EXERCISE DIRECTIONS:
Extract the lines that carry the string "акты" from the listing.

ROWS:
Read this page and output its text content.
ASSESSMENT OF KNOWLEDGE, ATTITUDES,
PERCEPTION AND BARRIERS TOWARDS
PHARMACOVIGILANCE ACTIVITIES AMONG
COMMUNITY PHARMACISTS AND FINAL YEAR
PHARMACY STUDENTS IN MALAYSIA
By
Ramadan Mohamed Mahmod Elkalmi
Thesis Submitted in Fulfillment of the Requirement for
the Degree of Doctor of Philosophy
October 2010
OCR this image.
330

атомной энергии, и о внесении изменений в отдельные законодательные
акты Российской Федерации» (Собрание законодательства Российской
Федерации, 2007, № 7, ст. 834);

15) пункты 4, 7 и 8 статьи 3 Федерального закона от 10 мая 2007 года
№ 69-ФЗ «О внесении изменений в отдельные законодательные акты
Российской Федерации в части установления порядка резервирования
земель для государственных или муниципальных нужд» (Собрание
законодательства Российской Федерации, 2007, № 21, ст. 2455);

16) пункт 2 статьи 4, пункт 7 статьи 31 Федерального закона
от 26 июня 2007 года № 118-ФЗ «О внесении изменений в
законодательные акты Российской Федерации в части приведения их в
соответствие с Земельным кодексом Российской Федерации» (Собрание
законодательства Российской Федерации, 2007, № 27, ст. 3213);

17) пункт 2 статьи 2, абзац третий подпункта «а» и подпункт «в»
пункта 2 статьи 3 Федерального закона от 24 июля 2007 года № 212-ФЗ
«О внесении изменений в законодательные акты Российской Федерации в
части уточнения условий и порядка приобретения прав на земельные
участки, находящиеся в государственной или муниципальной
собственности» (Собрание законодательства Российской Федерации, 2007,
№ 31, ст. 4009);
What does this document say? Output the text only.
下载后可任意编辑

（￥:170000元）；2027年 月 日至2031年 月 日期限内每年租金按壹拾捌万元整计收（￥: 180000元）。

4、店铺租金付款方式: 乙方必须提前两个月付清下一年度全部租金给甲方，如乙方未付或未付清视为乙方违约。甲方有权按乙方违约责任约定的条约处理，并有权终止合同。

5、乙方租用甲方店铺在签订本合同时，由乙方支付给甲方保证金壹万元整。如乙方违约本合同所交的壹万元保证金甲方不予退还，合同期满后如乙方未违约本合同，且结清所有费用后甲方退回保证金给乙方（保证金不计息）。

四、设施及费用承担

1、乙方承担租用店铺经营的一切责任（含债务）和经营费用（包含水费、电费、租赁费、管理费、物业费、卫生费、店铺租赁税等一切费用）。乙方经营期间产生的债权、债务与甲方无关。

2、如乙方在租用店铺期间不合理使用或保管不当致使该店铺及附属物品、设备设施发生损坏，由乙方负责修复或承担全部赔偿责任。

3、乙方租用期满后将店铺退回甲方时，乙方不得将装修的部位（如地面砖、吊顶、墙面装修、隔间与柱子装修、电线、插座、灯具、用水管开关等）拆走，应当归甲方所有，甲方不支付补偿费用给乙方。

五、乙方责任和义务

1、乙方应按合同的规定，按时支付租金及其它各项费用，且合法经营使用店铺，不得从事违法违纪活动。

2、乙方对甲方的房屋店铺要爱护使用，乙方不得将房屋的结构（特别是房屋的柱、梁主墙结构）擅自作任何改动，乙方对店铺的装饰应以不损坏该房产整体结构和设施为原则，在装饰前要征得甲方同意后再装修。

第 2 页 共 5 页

EXERCISE SOLUTION:
акты Российской Федерации» (Собрание законодательства Российской
№ 69-ФЗ «О внесении изменений в отдельные законодательные акты
законодательные акты Российской Федерации в части приведения их в
«О внесении изменений в законодательные акты Российской Федерации в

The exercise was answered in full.